• _PROBLEM_: Please extract every line in the records that contains the string "NCLS". Case counts.

>> begin INPUT FOR THIS TASK

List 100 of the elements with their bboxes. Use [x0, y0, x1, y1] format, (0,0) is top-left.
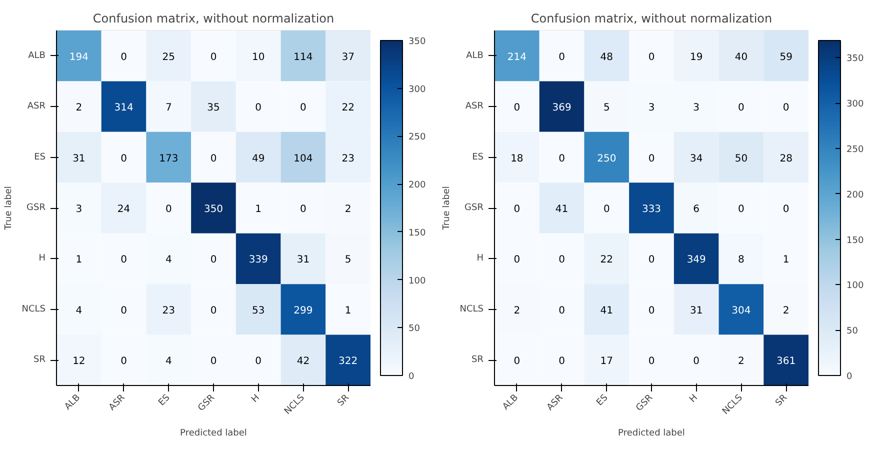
y-tick-label: NCLS	[22, 304, 46, 314]
data-label: 37	[342, 52, 354, 63]
data-label: 22	[600, 254, 614, 266]
data-label: 12	[72, 356, 86, 368]
y-tick-label: SR	[34, 355, 46, 366]
data-label: 0	[120, 254, 127, 266]
data-label: 1	[255, 204, 262, 215]
x-tick-label: SR	[336, 392, 352, 408]
data-label: 24	[117, 204, 130, 215]
data-label: 0	[738, 204, 744, 215]
data-label: 53	[252, 305, 265, 316]
data-label: 3	[693, 102, 700, 114]
data-label: 0	[210, 305, 217, 316]
data-label: 194	[69, 52, 88, 63]
data-label: 0	[514, 356, 520, 368]
x-tick-label: H	[688, 392, 700, 405]
data-label: 10	[252, 52, 265, 63]
data-label: 2	[76, 102, 82, 114]
y-tick-label: H	[476, 254, 484, 264]
data-label: 2	[782, 305, 790, 316]
color-bar-label: 0	[408, 372, 414, 382]
data-label: 4	[165, 254, 172, 266]
data-label: 41	[555, 204, 568, 215]
data-label: 0	[514, 254, 520, 266]
data-label: 214	[507, 52, 526, 63]
data-label: 3	[648, 102, 655, 114]
data-label: 40	[734, 52, 748, 63]
chart-title: Confusion matrix, without normalization	[92, 12, 334, 26]
data-label: 0	[648, 254, 655, 266]
data-label: 0	[255, 356, 262, 368]
data-label: 0	[648, 153, 655, 164]
data-label: 7	[165, 102, 172, 114]
data-label: 4	[76, 305, 82, 316]
data-label: 0	[210, 52, 217, 63]
data-label: 28	[780, 153, 792, 164]
color-bar-label: 300	[846, 100, 864, 110]
y-tick-label: NCLS	[460, 304, 484, 314]
color-bar-label: 50	[408, 324, 420, 334]
color-bar-label: 150	[408, 228, 426, 238]
data-label: 0	[648, 52, 655, 63]
data-label: 8	[738, 254, 744, 266]
data-label: 59	[780, 52, 792, 63]
y-tick-label: ASR	[465, 102, 484, 112]
data-label: 322	[338, 356, 358, 368]
y-tick-label: ALB	[466, 50, 484, 61]
data-label: 0	[693, 356, 700, 368]
data-label: 314	[114, 102, 134, 114]
data-label: 0	[165, 204, 172, 215]
data-label: 17	[600, 356, 614, 368]
data-label: 0	[300, 102, 306, 114]
data-label: 1	[344, 305, 352, 316]
data-label: 299	[294, 305, 313, 316]
chart-title: Confusion matrix, without normalization	[530, 12, 772, 26]
y-tick-label: ALB	[28, 50, 46, 61]
data-label: 4	[165, 356, 172, 368]
data-label: 48	[600, 52, 614, 63]
data-label: 2	[738, 356, 744, 368]
color-bar-label: 300	[408, 84, 426, 95]
data-label: 0	[558, 52, 565, 63]
y-tick-label: ES	[472, 152, 484, 162]
data-label: 0	[738, 102, 744, 114]
data-label: 333	[642, 204, 662, 215]
x-axis-title: Predicted label	[618, 428, 685, 438]
color-bar-label: 100	[846, 281, 864, 292]
data-label: 23	[342, 153, 354, 164]
x-tick-label: ES	[157, 392, 172, 408]
data-label: 31	[690, 305, 703, 316]
y-tick-label: GSR	[26, 203, 46, 213]
data-label: 0	[120, 305, 127, 316]
data-label: 3	[76, 204, 82, 215]
y-tick-label: ES	[34, 152, 46, 162]
color-bar-label: 250	[846, 145, 864, 156]
color-bar-label: 250	[408, 132, 426, 143]
data-label: 173	[159, 153, 178, 164]
color-bar-label: 100	[408, 276, 426, 286]
data-label: 50	[734, 153, 748, 164]
data-label: 19	[690, 52, 703, 63]
data-label: 339	[248, 254, 268, 266]
data-label: 31	[296, 254, 310, 266]
data-label: 23	[162, 305, 176, 316]
y-axis-title: True label	[4, 186, 14, 231]
data-label: 0	[120, 356, 127, 368]
color-bar-label: 350	[408, 37, 426, 47]
data-label: 49	[252, 153, 265, 164]
data-label: 0	[120, 52, 127, 63]
x-tick-label: SR	[774, 392, 790, 408]
data-label: 0	[255, 102, 262, 114]
data-label: 1	[782, 254, 790, 266]
data-label: 22	[342, 102, 354, 114]
color-bar-label: 200	[408, 180, 426, 191]
color-bar-label: 50	[846, 326, 858, 337]
color-bar-label: 150	[846, 236, 864, 246]
data-label: 0	[782, 204, 790, 215]
data-label: 0	[514, 102, 520, 114]
data-label: 0	[648, 305, 655, 316]
data-label: 2	[514, 305, 520, 316]
x-tick-label: H	[250, 392, 262, 405]
y-tick-label: GSR	[464, 203, 484, 213]
y-axis-title: True label	[442, 186, 452, 231]
data-label: 6	[693, 204, 700, 215]
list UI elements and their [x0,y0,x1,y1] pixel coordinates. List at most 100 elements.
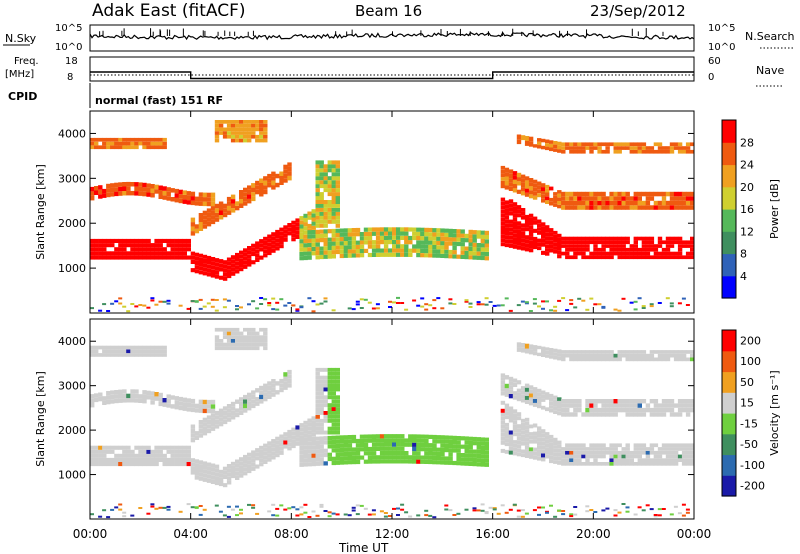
cell [428,443,433,448]
cell [549,248,554,253]
cell [621,399,626,404]
cell [512,424,518,429]
colorbar-segment [722,433,736,456]
cell [315,430,320,435]
cell [291,237,296,242]
cell [90,238,95,243]
cell [166,302,171,305]
freq-unit-label: [MHz] [5,69,34,80]
cell [158,300,163,303]
cell [657,236,663,241]
cell [549,443,554,447]
cell [601,399,606,404]
cell [553,203,558,207]
cell [263,455,268,460]
cell [114,462,119,467]
cell [279,378,284,384]
cell [206,264,212,269]
cell [613,149,618,154]
cell [673,357,679,362]
cell [230,199,236,204]
cell [279,240,284,245]
cell [190,200,196,206]
cell [226,346,232,351]
cell [609,357,614,362]
cell [375,307,380,310]
cell [142,453,147,458]
y-tick-label: 2000 [58,424,86,437]
cell [122,453,127,458]
cell [263,189,268,195]
cell [613,509,618,512]
cell [154,449,159,454]
cell [452,233,457,238]
cell [581,191,586,197]
cell [319,207,324,212]
cell [122,247,127,252]
cell [255,448,260,453]
cell [677,399,683,404]
cell [633,407,638,413]
cell [226,327,232,332]
cell [649,447,655,451]
cell [122,141,127,146]
cell [319,192,324,197]
cell [557,145,562,150]
cell [669,305,674,308]
cell [287,302,292,304]
cell [553,395,558,400]
cell [351,439,357,444]
cell [243,463,248,468]
cell [138,453,143,458]
cell [235,305,239,307]
cell [142,304,147,307]
cell [396,438,401,443]
cell [154,457,159,462]
cell [557,299,562,302]
cell [553,449,558,453]
cell [613,191,618,197]
cell [247,254,252,259]
cell [359,455,365,460]
cell [311,424,316,429]
cell [609,251,614,256]
cell [545,450,550,455]
cell [416,231,421,236]
cell [625,506,630,509]
cell [516,448,522,453]
cell [625,240,630,245]
cell [158,401,163,407]
cell [681,200,687,206]
cell [299,234,304,240]
cell [335,172,340,177]
cell [512,213,518,218]
cell [637,146,642,150]
cell [396,231,401,236]
cell [504,185,510,190]
cell [323,395,328,400]
cell [150,299,155,302]
cell [247,327,252,332]
cell [114,300,119,303]
cell [319,203,324,208]
cell [202,201,208,207]
cell [508,438,514,443]
cell [601,462,606,466]
cell [464,300,469,303]
cell [617,247,622,252]
cell [444,254,449,259]
cell [150,400,155,405]
cell [508,309,513,312]
cell [138,445,143,450]
cell [613,407,618,413]
cell [327,411,332,415]
cell [528,451,534,455]
cell [315,176,320,181]
cell [557,353,562,357]
cell [665,205,671,210]
cell [383,455,389,460]
cell [468,246,473,251]
cell [102,255,107,260]
cell [424,253,429,258]
cell [528,182,534,187]
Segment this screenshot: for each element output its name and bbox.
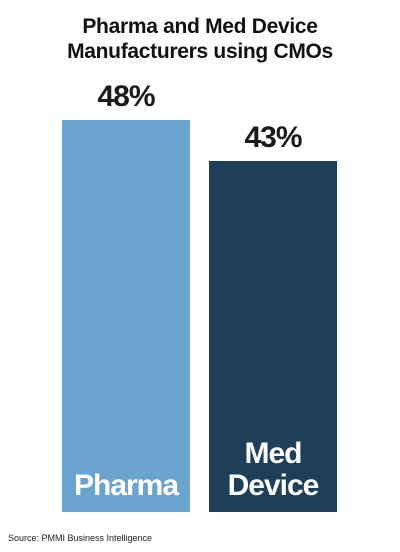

>> end INPUT FOR THIS TASK

• _SOLUTION_:
y-tick-label: NCLS	[22, 304, 46, 314]
y-tick-label: NCLS	[460, 304, 484, 314]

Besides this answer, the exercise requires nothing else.